=== EXERCISE DESCRIPTION ===
Each line that includes the string "marker" counts once; give the total and nothing else.

Chart and figure data

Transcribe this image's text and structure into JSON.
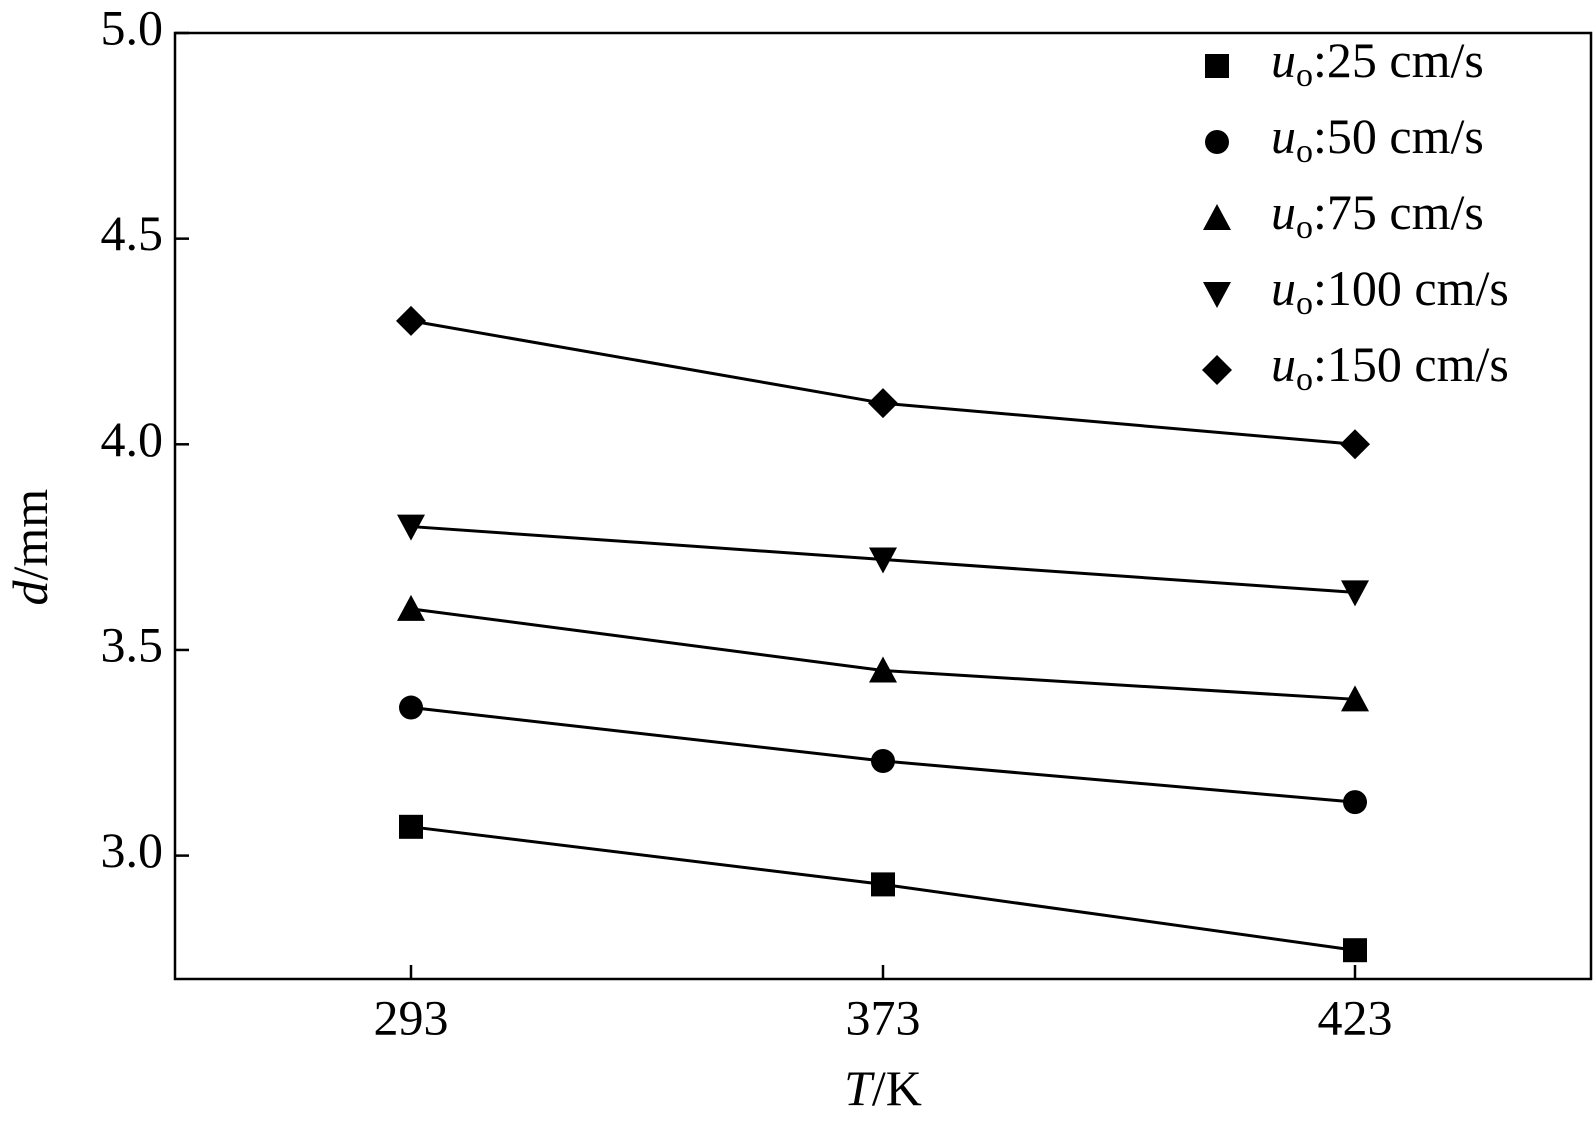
{
  "chart_data": {
    "type": "line",
    "x_label": "T/K",
    "y_label": "d/mm",
    "categories": [
      "293",
      "373",
      "423"
    ],
    "series": [
      {
        "name": "uo:25 cm/s",
        "color": "#000000",
        "marker": "square",
        "values": [
          3.07,
          2.93,
          2.77
        ]
      },
      {
        "name": "uo:50 cm/s",
        "color": "#000000",
        "marker": "circle",
        "values": [
          3.36,
          3.23,
          3.13
        ]
      },
      {
        "name": "uo:75 cm/s",
        "color": "#000000",
        "marker": "triangle-up",
        "values": [
          3.6,
          3.45,
          3.38
        ]
      },
      {
        "name": "uo:100 cm/s",
        "color": "#000000",
        "marker": "triangle-down",
        "values": [
          3.8,
          3.72,
          3.64
        ]
      },
      {
        "name": "uo:150 cm/s",
        "color": "#000000",
        "marker": "diamond",
        "values": [
          4.3,
          4.1,
          4.0
        ]
      }
    ],
    "ylim": [
      2.7,
      5.0
    ],
    "yticks": [
      {
        "value": 3,
        "label": "3.0"
      },
      {
        "value": 3.5,
        "label": "3.5"
      },
      {
        "value": 4,
        "label": "4.0"
      },
      {
        "value": 4.5,
        "label": "4.5"
      },
      {
        "value": 5,
        "label": "5.0"
      }
    ],
    "grid": false,
    "legend": "upper right"
  }
}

=== REPLY TO THE EXERCISE ===
5